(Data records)
..............................

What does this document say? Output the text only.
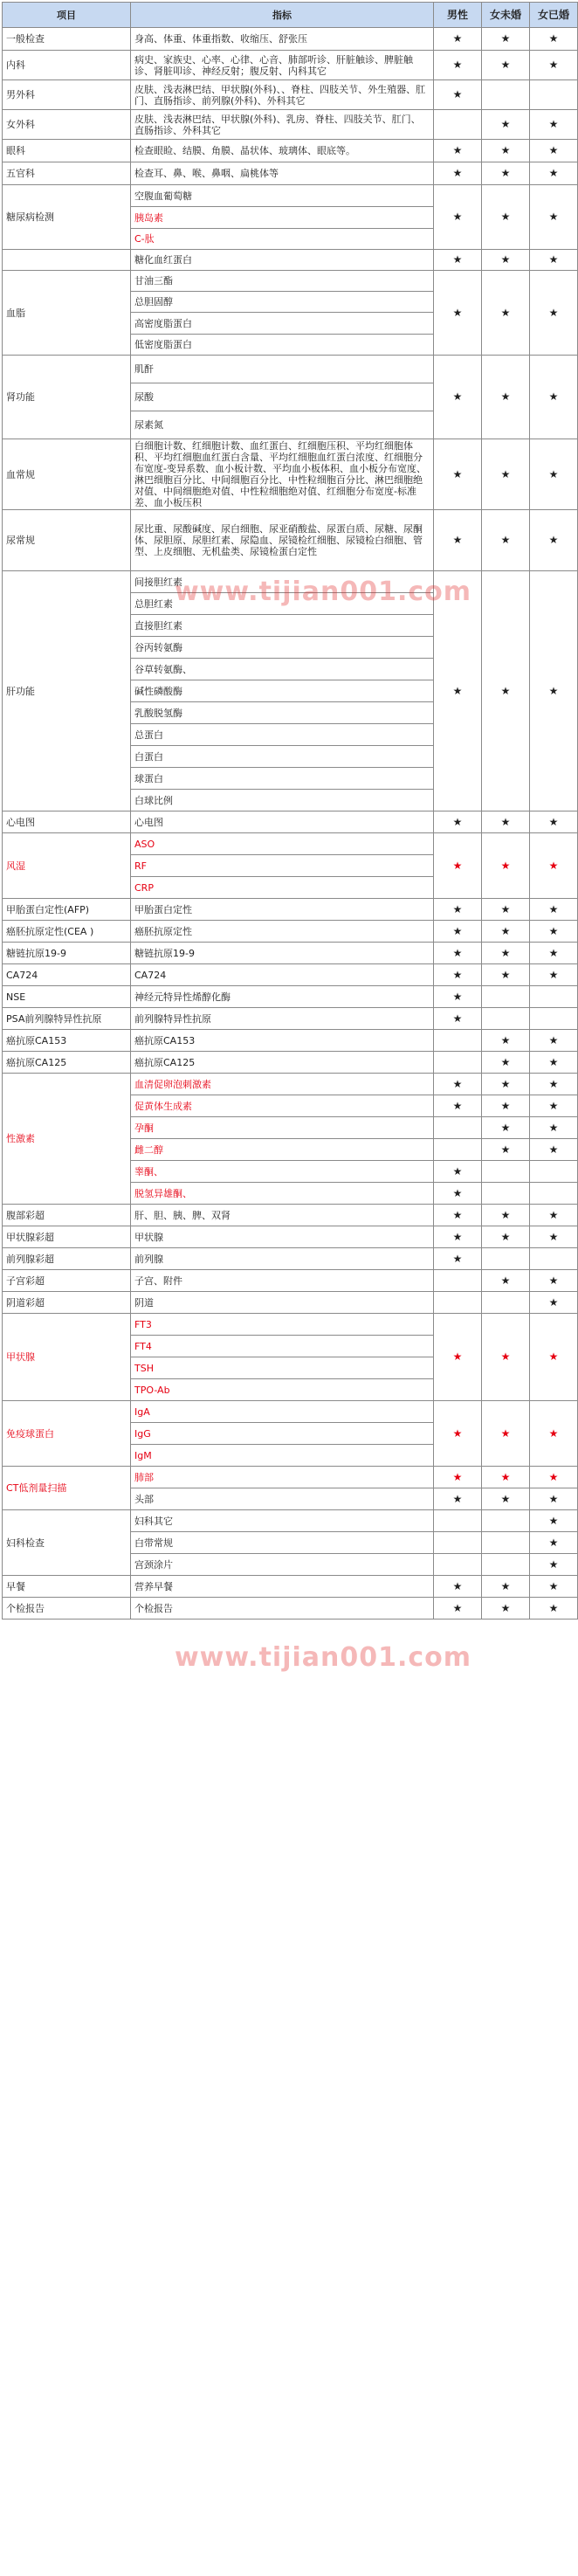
项目	指标	男性	女未婚	女已婚
一般检查	身高、体重、体重指数、收缩压、舒张压	★	★	★
内科	病史、家族史、心率、心律、心音、肺部听诊、肝脏触诊、脾脏触诊、肾脏叩诊、神经反射；腹反射、内科其它	★	★	★
男外科	皮肤、浅表淋巴结、甲状腺(外科)、、脊柱、四肢关节、外生殖器、肛门、直肠指诊、前列腺(外科)、外科其它	★		
女外科	皮肤、浅表淋巴结、甲状腺(外科)、乳房、脊柱、四肢关节、肛门、直肠指诊、外科其它		★	★
眼科	检查眼睑、结膜、角膜、晶状体、玻璃体、眼底等。	★	★	★
五官科	检查耳、鼻、喉、鼻咽、扁桃体等	★	★	★
糖尿病检测	空腹血葡萄糖	★	★	★
	胰岛素			
	C-肽			
	糖化血红蛋白	★	★	★
血脂	甘油三酯	★	★	★
	总胆固醇			
	高密度脂蛋白			
	低密度脂蛋白			
肾功能	肌酐	★	★	★
	尿酸			
	尿素氮			
血常规	白细胞计数、红细胞计数、血红蛋白、红细胞压积、平均红细胞体积、平均红细胞血红蛋白含量、平均红细胞血红蛋白浓度、红细胞分布宽度-变异系数、血小板计数、平均血小板体积、血小板分布宽度、淋巴细胞百分比、中间细胞百分比、中性粒细胞百分比、淋巴细胞绝对值、中间细胞绝对值、中性粒细胞绝对值、红细胞分布宽度-标准差、血小板压积	★	★	★
尿常规	尿比重、尿酸碱度、尿白细胞、尿亚硝酸盐、尿蛋白质、尿糖、尿酮体、尿胆原、尿胆红素、尿隐血、尿镜检红细胞、尿镜检白细胞、管型、上皮细胞、无机盐类、尿镜检蛋白定性	★	★	★
肝功能	间接胆红素	★	★	★
	总胆红素			
	直接胆红素			
	谷丙转氨酶			
	谷草转氨酶、			
	碱性磷酸酶			
	乳酸脱氢酶			
	总蛋白			
	白蛋白			
	球蛋白			
	白球比例			
心电图	心电图	★	★	★
风湿	ASO	★	★	★
	RF			
	CRP			
甲胎蛋白定性(AFP)	甲胎蛋白定性	★	★	★
癌胚抗原定性(CEA )	癌胚抗原定性	★	★	★
糖链抗原19-9	糖链抗原19-9	★	★	★
CA724	CA724	★	★	★
NSE	神经元特异性烯醇化酶	★		
PSA前列腺特异性抗原	前列腺特异性抗原	★		
癌抗原CA153	癌抗原CA153		★	★
癌抗原CA125	癌抗原CA125		★	★
性激素	血清促卵泡刺激素	★	★	★
	促黄体生成素	★	★	★
	孕酮		★	★
	雌二醇		★	★
	睾酮、	★		
	脱氢异雄酮、	★		
腹部彩超	肝、胆、胰、脾、双肾	★	★	★
甲状腺彩超	甲状腺	★	★	★
前列腺彩超	前列腺	★		
子宫彩超	子宫、附件		★	★
阴道彩超	阴道			★
甲状腺	FT3	★	★	★
	FT4			
	TSH			
	TPO-Ab			
免疫球蛋白	IgA	★	★	★
	IgG			
	IgM			
CT低剂量扫描	肺部	★	★	★
	头部	★	★	★
妇科检查	妇科其它			★
	白带常规			★
	宫颈涂片			★
早餐	营养早餐	★	★	★
个检报告	个检报告	★	★	★
www.tijian001.com
www.tijian001.com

..............................

_TO DO_. Gather all lines of the records that include the word "浅表淋巴结".

_RESULT FOR THIS EXERCISE_.
男外科	皮肤、浅表淋巴结、甲状腺(外科)、、脊柱、四肢关节、外生殖器、肛门、直肠指诊、前列腺(外科)、外科其它	★		
女外科	皮肤、浅表淋巴结、甲状腺(外科)、乳房、脊柱、四肢关节、肛门、直肠指诊、外科其它		★	★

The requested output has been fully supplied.